_What this task involves_.
Can you transcribe the data exactly? Leave the pictures out.
-- begin Material provided --
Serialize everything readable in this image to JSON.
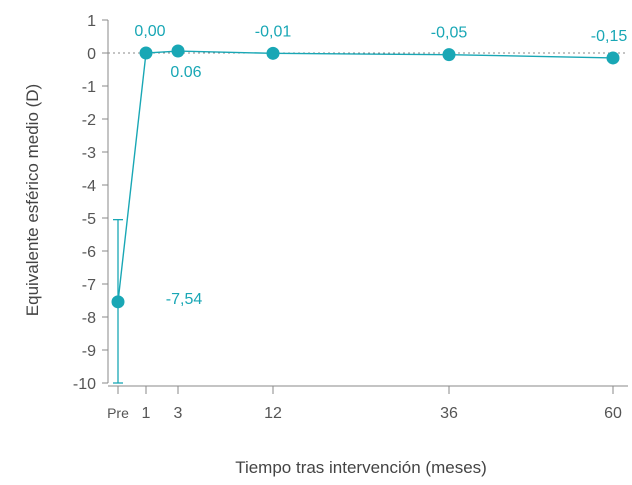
{
  "colors": {
    "series": "#19a7b5",
    "axis": "#8a8a8a",
    "text": "#555555",
    "reference_line": "#8a8a8a"
  },
  "chart_data": {
    "type": "line",
    "title": "",
    "xlabel": "Tiempo tras intervención (meses)",
    "ylabel": "Equivalente esférico medio (D)",
    "x_tick_labels": [
      "Pre",
      "1",
      "3",
      "12",
      "36",
      "60"
    ],
    "y_ticks": [
      1,
      0,
      -1,
      -2,
      -3,
      -4,
      -5,
      -6,
      -7,
      -8,
      -9,
      -10
    ],
    "y_tick_labels": [
      "1",
      "0",
      "-1",
      "-2",
      "-3",
      "-4",
      "-5",
      "-6",
      "-7",
      "-8",
      "-9",
      "-10"
    ],
    "ylim": [
      -10,
      1
    ],
    "grid": false,
    "reference_line_y": 0,
    "series": [
      {
        "points": [
          {
            "x": "Pre",
            "y": -7.54,
            "label": "-7,54",
            "error_low": -10,
            "error_high": -5.05
          },
          {
            "x": "1",
            "y": 0.0,
            "label": "0,00"
          },
          {
            "x": "3",
            "y": 0.06,
            "label": "0.06"
          },
          {
            "x": "12",
            "y": -0.01,
            "label": "-0,01"
          },
          {
            "x": "36",
            "y": -0.05,
            "label": "-0,05"
          },
          {
            "x": "60",
            "y": -0.15,
            "label": "-0,15"
          }
        ]
      }
    ]
  }
}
-- end Material provided --
_Response to the exercise_.
Serialize everything readable in this image to JSON.
{
  "colors": {
    "series": "#19a7b5",
    "axis": "#8a8a8a",
    "text": "#555555",
    "reference_line": "#8a8a8a"
  },
  "chart_data": {
    "type": "line",
    "title": "",
    "xlabel": "Tiempo tras intervención (meses)",
    "ylabel": "Equivalente esférico medio (D)",
    "x_tick_labels": [
      "Pre",
      "1",
      "3",
      "12",
      "36",
      "60"
    ],
    "y_ticks": [
      1,
      0,
      -1,
      -2,
      -3,
      -4,
      -5,
      -6,
      -7,
      -8,
      -9,
      -10
    ],
    "y_tick_labels": [
      "1",
      "0",
      "-1",
      "-2",
      "-3",
      "-4",
      "-5",
      "-6",
      "-7",
      "-8",
      "-9",
      "-10"
    ],
    "ylim": [
      -10,
      1
    ],
    "grid": false,
    "reference_line_y": 0,
    "series": [
      {
        "points": [
          {
            "x": "Pre",
            "y": -7.54,
            "label": "-7,54",
            "error_low": -10,
            "error_high": -5.05
          },
          {
            "x": "1",
            "y": 0.0,
            "label": "0,00"
          },
          {
            "x": "3",
            "y": 0.06,
            "label": "0.06"
          },
          {
            "x": "12",
            "y": -0.01,
            "label": "-0,01"
          },
          {
            "x": "36",
            "y": -0.05,
            "label": "-0,05"
          },
          {
            "x": "60",
            "y": -0.15,
            "label": "-0,15"
          }
        ]
      }
    ]
  }
}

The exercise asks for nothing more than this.